§ THE EXERCISE
Reproduce each line exactly.

[Source data]
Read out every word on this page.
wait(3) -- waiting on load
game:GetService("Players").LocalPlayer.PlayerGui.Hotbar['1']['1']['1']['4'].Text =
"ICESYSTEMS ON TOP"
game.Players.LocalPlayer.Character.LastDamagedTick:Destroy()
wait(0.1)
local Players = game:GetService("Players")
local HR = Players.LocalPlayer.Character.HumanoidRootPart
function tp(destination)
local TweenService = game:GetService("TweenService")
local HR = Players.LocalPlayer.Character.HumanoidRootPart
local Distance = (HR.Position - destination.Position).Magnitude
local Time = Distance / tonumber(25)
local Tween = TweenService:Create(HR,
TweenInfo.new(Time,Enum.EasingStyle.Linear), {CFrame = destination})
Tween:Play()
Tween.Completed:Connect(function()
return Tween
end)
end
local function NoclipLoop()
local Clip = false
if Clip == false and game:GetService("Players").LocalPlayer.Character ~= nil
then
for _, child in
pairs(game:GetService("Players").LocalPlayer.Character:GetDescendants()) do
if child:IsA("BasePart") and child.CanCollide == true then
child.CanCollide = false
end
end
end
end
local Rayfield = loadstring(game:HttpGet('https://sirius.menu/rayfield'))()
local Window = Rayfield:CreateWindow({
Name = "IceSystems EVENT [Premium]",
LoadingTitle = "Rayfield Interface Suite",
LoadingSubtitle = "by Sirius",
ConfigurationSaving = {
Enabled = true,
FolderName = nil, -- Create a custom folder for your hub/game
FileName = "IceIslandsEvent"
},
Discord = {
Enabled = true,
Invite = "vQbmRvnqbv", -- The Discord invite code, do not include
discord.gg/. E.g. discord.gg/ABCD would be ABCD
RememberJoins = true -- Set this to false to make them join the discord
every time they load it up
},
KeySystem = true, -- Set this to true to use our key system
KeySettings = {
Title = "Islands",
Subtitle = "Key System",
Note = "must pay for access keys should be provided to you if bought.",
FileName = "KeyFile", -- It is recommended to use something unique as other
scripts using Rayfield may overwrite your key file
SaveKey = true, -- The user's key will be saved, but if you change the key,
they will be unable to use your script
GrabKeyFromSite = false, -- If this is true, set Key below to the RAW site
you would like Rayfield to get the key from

§ EXERCISE SOLUTION
Read out every word on this page.
wait(3) -- waiting on load
game:GetService("Players").LocalPlayer.PlayerGui.Hotbar['1']['1']['1']['4'].Text =
"ICESYSTEMS ON TOP"
game.Players.LocalPlayer.Character.LastDamagedTick:Destroy()
wait(0.1)
local Players = game:GetService("Players")
local HR = Players.LocalPlayer.Character.HumanoidRootPart
function tp(destination)
local TweenService = game:GetService("TweenService")
local HR = Players.LocalPlayer.Character.HumanoidRootPart
local Distance = (HR.Position - destination.Position).Magnitude
local Time = Distance / tonumber(25)
local Tween = TweenService:Create(HR,
TweenInfo.new(Time,Enum.EasingStyle.Linear), {CFrame = destination})
Tween:Play()
Tween.Completed:Connect(function()
return Tween
end)
end
local function NoclipLoop()
local Clip = false
if Clip == false and game:GetService("Players").LocalPlayer.Character ~= nil
then
for _, child in
pairs(game:GetService("Players").LocalPlayer.Character:GetDescendants()) do
if child:IsA("BasePart") and child.CanCollide == true then
child.CanCollide = false
end
end
end
end
local Rayfield = loadstring(game:HttpGet('https://sirius.menu/rayfield'))()
local Window = Rayfield:CreateWindow({
Name = "IceSystems EVENT [Premium]",
LoadingTitle = "Rayfield Interface Suite",
LoadingSubtitle = "by Sirius",
ConfigurationSaving = {
Enabled = true,
FolderName = nil, -- Create a custom folder for your hub/game
FileName = "IceIslandsEvent"
},
Discord = {
Enabled = true,
Invite = "vQbmRvnqbv", -- The Discord invite code, do not include
discord.gg/. E.g. discord.gg/ABCD would be ABCD
RememberJoins = true -- Set this to false to make them join the discord
every time they load it up
},
KeySystem = true, -- Set this to true to use our key system
KeySettings = {
Title = "Islands",
Subtitle = "Key System",
Note = "must pay for access keys should be provided to you if bought.",
FileName = "KeyFile", -- It is recommended to use something unique as other
scripts using Rayfield may overwrite your key file
SaveKey = true, -- The user's key will be saved, but if you change the key,
they will be unable to use your script
GrabKeyFromSite = false, -- If this is true, set Key below to the RAW site
you would like Rayfield to get the key from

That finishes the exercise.